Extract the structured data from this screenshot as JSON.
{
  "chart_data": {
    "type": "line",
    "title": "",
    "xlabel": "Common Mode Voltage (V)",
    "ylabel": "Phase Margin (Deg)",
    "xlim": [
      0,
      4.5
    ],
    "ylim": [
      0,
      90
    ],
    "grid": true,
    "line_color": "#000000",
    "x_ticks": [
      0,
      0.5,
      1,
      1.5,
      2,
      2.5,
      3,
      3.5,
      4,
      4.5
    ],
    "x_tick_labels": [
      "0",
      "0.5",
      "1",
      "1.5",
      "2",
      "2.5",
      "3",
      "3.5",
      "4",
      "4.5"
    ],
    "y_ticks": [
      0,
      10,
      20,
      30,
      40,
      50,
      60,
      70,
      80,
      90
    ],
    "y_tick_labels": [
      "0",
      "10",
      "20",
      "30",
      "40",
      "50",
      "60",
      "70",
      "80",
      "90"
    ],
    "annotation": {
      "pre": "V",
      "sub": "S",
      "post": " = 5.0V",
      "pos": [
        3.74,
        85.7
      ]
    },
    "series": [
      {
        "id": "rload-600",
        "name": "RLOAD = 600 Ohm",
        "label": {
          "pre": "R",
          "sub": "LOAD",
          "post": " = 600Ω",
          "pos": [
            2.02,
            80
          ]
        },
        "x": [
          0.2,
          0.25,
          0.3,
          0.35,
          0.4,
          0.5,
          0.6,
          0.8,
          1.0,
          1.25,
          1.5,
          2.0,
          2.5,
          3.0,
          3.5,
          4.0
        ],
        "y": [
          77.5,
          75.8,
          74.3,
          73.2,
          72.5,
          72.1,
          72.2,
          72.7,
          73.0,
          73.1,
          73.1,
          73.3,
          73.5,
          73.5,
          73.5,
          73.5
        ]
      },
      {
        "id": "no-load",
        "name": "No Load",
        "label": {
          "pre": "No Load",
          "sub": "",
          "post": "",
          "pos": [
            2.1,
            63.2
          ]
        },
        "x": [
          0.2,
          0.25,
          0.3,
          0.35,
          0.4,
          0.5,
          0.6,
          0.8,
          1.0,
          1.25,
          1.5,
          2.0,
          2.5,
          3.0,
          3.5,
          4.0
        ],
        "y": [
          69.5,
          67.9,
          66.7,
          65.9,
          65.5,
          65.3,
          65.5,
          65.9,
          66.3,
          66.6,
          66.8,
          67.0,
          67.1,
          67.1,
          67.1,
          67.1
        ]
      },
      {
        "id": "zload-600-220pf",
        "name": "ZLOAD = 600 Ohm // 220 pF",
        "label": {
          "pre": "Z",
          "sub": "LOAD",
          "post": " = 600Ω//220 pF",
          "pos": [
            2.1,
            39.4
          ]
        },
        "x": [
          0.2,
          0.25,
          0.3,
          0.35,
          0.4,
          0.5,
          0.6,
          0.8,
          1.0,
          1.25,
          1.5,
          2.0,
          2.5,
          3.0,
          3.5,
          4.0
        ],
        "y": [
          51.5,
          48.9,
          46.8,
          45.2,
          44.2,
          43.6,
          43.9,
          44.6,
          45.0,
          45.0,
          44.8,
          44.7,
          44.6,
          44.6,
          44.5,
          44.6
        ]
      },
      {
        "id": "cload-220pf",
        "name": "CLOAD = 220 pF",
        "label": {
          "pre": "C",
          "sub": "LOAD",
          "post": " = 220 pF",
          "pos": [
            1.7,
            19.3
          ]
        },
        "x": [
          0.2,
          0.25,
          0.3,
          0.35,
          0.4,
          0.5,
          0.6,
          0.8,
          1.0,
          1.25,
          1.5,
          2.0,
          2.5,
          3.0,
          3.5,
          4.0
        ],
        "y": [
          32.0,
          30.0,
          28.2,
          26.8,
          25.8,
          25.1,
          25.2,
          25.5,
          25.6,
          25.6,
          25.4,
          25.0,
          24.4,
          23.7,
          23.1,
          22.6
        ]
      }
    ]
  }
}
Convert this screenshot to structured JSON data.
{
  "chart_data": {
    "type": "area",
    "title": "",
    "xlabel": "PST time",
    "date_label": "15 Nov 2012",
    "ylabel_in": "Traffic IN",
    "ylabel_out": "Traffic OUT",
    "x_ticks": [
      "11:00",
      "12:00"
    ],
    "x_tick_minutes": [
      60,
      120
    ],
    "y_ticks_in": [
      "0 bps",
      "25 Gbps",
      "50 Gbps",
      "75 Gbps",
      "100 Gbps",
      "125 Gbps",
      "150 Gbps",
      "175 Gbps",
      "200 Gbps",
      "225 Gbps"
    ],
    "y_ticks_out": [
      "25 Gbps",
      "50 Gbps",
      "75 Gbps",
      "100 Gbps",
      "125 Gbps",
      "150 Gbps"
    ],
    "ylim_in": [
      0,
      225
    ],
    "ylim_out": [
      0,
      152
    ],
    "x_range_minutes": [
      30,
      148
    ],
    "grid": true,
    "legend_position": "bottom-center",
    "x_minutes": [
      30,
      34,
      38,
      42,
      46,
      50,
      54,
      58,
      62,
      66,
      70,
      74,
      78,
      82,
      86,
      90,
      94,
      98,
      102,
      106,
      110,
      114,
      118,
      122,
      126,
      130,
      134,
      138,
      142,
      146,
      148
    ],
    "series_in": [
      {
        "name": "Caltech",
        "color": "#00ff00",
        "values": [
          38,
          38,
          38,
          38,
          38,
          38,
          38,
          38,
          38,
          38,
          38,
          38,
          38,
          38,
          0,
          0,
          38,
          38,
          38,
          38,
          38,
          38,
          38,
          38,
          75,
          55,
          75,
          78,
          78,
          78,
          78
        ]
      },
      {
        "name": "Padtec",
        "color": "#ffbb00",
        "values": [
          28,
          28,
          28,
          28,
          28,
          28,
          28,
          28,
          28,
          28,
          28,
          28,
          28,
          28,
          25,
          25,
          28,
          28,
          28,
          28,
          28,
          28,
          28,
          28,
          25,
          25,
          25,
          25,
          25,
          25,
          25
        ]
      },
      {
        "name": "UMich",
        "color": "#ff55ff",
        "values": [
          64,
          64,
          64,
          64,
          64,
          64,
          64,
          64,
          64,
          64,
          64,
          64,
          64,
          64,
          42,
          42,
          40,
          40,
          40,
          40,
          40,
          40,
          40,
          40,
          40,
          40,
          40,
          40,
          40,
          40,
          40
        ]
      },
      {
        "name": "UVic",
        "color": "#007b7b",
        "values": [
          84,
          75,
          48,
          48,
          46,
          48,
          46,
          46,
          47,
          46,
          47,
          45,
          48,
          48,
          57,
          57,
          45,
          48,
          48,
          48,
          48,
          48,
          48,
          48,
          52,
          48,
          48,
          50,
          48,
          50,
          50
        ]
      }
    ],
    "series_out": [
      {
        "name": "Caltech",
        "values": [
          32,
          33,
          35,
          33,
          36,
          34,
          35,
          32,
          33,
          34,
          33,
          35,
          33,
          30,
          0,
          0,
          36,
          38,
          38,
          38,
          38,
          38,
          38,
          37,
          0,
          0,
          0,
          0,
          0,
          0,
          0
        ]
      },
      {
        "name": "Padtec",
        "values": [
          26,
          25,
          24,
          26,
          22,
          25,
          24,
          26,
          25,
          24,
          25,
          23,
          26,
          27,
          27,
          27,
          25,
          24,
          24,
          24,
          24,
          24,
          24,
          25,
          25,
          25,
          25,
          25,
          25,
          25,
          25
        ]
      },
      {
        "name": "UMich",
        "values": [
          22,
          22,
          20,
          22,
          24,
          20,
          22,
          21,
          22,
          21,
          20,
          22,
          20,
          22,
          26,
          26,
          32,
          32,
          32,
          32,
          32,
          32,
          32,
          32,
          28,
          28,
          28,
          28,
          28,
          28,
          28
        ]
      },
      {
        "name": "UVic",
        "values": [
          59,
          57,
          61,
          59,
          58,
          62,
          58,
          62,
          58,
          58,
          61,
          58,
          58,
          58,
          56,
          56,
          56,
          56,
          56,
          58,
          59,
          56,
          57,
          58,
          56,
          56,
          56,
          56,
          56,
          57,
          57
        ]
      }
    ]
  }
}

◆ **SET PROBLEM**:
Go through the data above and find the lines with the word "structured". Copy each of those lines.

◆ **FINISHED ANSWER**:
Extract the structured data from this screenshot as JSON.
Convert this screenshot to structured JSON data.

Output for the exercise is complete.